* _YOUR INSTRUCTIONS_: Scan the lines and state how many carry "COMPANY". Leave out everything but the number.

* _PROVIDED DATA_:
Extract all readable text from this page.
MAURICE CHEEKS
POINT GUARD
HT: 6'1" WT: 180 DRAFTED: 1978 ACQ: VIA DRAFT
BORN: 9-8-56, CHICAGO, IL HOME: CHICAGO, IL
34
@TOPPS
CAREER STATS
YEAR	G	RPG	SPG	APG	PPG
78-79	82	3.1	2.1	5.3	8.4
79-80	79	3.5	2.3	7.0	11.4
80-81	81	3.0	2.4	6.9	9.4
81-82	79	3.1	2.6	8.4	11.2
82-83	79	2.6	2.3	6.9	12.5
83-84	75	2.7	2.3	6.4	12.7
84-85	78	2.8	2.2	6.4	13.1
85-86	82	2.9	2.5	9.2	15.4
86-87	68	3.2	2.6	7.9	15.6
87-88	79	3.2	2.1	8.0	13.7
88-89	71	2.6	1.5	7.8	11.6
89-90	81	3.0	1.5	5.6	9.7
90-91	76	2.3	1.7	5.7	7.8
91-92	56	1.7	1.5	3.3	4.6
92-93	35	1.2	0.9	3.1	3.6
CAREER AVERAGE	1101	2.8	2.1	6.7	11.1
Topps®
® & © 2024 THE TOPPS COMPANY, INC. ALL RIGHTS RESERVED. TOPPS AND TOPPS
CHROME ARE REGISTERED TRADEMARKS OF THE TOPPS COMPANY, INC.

* _RESULT FOR THIS TASK_: 2